### PROBLEM TO WORK ON
Check every line of the entries below for the word "assurance", and copy the ones that have it.

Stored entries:
* Start *
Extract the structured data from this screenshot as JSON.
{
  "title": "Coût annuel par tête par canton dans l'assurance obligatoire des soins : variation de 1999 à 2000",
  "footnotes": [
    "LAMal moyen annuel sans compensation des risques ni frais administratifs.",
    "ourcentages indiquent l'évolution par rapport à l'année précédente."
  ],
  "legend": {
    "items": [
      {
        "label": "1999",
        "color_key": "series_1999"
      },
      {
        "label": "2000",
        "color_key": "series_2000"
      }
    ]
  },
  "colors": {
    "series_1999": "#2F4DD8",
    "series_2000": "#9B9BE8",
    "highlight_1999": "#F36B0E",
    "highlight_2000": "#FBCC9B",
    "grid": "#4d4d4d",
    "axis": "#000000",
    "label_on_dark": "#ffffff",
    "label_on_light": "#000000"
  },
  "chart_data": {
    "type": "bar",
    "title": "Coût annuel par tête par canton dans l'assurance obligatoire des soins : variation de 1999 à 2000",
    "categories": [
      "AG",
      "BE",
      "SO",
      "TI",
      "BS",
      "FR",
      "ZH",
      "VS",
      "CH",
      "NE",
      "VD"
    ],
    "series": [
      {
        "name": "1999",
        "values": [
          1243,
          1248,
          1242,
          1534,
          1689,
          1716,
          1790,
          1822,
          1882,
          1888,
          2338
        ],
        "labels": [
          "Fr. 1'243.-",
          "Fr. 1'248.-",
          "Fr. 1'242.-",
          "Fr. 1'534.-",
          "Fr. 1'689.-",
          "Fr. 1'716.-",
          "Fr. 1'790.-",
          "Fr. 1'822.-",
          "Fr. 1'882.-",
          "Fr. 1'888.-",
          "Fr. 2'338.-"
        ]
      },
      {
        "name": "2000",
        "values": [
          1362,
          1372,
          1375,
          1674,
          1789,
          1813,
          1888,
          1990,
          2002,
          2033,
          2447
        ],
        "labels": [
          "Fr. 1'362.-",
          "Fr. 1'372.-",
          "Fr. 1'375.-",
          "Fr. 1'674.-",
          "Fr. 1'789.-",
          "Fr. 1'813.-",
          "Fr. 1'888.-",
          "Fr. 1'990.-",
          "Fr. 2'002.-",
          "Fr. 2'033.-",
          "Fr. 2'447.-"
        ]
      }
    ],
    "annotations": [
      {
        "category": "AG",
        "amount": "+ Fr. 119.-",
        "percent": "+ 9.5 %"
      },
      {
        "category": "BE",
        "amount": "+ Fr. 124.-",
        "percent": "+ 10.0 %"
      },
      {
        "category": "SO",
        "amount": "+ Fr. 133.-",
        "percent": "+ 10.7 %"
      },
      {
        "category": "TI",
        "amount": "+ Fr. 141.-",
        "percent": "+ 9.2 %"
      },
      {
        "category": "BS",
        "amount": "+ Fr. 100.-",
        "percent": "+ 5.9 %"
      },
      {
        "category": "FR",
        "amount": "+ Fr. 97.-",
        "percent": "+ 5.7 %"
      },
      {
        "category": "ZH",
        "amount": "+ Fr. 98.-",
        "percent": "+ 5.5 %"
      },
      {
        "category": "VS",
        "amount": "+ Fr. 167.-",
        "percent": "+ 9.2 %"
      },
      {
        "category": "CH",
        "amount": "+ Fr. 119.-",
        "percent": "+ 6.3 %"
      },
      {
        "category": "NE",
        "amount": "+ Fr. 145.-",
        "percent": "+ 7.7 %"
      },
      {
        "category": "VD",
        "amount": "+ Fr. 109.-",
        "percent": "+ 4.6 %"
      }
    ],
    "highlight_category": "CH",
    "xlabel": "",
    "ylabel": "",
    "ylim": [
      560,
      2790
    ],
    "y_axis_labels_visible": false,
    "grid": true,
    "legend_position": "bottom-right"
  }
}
* End *
### FULL ANSWER
  "title": "Coût annuel par tête par canton dans l'assurance obligatoire des soins : variation de 1999 à 2000",
    "title": "Coût annuel par tête par canton dans l'assurance obligatoire des soins : variation de 1999 à 2000",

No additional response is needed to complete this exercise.